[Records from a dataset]
════

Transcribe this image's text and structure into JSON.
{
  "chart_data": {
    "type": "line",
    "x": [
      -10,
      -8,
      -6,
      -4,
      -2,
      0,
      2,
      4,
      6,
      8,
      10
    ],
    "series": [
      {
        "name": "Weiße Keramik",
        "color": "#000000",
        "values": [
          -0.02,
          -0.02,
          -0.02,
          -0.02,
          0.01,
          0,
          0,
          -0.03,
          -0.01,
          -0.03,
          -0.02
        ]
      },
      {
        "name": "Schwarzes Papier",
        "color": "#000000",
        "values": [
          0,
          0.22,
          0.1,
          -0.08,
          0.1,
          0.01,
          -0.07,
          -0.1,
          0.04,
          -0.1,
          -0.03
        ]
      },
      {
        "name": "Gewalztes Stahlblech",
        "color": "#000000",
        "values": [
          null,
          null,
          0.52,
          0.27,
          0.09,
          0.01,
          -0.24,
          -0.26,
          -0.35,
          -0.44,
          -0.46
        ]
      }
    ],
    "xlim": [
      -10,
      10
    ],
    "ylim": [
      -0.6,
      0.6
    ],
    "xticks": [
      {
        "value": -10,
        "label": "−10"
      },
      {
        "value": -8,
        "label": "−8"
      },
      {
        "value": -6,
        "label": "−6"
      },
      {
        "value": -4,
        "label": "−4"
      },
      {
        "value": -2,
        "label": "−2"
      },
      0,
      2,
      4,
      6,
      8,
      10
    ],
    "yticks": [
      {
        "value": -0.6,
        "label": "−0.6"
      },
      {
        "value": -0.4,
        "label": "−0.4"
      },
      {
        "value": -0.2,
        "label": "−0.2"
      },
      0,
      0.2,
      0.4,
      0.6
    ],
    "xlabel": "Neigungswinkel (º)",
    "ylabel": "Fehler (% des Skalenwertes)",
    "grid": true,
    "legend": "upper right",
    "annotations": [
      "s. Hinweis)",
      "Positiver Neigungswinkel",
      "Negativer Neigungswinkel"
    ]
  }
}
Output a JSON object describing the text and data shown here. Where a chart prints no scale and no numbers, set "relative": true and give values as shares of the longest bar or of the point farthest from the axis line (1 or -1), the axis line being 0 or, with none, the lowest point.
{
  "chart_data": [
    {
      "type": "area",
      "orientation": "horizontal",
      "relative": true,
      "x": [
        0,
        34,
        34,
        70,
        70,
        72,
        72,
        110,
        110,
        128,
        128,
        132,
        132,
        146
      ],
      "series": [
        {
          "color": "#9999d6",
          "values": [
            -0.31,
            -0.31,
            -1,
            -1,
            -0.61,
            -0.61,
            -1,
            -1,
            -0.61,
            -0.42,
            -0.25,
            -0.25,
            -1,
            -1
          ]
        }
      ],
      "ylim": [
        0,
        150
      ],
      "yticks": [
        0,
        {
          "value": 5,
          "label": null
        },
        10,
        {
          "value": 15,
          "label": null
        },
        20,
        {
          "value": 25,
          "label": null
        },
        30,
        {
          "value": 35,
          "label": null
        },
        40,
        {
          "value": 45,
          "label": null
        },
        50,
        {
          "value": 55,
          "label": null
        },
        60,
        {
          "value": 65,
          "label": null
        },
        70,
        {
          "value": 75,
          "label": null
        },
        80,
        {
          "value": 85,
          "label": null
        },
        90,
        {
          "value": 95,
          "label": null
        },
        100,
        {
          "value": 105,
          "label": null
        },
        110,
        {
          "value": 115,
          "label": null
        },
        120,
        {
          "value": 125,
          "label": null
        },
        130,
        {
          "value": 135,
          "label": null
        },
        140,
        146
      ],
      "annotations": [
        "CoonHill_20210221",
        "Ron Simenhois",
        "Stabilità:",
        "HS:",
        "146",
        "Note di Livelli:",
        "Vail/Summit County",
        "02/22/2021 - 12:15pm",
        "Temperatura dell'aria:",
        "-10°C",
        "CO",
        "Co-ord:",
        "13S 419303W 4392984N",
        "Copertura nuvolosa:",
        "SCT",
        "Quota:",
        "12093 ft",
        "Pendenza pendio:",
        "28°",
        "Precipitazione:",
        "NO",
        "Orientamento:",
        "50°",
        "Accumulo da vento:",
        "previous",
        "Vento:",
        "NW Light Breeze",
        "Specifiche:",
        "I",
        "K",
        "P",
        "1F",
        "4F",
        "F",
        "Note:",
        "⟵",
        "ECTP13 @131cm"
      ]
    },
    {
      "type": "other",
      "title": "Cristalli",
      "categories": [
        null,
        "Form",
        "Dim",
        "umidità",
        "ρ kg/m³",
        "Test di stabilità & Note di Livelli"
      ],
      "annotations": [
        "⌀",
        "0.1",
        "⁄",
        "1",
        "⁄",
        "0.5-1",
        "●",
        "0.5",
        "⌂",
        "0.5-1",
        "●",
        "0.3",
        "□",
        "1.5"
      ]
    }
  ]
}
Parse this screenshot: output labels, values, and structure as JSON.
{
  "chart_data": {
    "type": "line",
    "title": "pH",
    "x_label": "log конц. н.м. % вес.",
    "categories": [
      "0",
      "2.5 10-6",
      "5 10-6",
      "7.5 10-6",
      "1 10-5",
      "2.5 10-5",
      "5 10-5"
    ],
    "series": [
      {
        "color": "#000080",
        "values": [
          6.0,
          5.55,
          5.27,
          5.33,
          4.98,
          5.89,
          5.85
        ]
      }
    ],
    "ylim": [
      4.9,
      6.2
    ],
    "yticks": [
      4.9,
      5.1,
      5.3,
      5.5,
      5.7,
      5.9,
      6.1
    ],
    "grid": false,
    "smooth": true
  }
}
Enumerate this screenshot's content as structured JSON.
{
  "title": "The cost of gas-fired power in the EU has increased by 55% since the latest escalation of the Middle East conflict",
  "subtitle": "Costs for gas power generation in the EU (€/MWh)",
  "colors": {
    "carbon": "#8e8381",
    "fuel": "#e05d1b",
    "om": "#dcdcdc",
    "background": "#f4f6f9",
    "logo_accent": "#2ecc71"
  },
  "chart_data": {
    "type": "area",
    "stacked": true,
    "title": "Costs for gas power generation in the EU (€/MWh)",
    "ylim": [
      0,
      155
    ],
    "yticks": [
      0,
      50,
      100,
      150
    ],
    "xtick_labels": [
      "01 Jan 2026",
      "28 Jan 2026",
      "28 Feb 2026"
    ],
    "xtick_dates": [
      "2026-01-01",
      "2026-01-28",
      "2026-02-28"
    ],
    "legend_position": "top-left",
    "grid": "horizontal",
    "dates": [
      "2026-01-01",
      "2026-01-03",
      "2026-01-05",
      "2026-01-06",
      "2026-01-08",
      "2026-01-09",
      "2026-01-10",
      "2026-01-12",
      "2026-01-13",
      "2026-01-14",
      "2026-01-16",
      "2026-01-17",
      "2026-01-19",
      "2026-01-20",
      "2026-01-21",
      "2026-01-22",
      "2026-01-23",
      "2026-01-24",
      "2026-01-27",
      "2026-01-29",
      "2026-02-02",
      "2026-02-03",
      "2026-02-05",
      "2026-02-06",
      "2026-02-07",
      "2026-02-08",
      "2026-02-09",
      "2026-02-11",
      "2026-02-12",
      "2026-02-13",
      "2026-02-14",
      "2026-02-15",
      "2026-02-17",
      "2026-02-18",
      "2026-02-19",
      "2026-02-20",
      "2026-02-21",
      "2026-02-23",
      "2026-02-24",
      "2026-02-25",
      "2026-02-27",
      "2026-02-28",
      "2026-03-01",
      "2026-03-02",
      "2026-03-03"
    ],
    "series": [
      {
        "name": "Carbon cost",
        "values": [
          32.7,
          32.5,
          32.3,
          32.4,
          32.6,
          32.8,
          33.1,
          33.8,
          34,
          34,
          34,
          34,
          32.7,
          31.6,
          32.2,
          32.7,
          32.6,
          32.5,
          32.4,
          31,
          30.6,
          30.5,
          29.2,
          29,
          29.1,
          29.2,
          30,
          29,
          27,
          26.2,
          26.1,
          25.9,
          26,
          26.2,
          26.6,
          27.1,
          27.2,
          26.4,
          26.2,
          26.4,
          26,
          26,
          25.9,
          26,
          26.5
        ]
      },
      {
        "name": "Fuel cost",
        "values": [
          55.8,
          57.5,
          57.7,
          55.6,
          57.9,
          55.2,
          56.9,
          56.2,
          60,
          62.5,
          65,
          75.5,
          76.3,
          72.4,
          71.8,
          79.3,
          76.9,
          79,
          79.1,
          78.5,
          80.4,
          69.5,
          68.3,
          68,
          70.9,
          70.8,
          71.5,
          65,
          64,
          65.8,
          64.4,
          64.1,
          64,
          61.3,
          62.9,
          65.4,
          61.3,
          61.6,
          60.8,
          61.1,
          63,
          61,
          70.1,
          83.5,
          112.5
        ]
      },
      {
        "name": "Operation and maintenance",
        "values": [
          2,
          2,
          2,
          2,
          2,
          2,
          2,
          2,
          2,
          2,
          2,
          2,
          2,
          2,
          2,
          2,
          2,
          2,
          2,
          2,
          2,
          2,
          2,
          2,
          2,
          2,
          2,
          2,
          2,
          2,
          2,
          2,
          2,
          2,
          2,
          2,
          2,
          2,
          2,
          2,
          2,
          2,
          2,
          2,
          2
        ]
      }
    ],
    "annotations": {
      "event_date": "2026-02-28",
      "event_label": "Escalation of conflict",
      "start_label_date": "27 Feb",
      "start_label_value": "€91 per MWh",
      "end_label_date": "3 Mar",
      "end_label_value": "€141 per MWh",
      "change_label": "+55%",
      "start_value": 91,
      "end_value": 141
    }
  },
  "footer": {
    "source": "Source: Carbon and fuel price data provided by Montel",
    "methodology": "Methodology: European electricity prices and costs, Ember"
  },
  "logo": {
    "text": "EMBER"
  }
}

════

## Work to be completed
Identify how many lines in the entries above include the string "Neigungswinkel", then state that number alone.

## Result of the exercise
3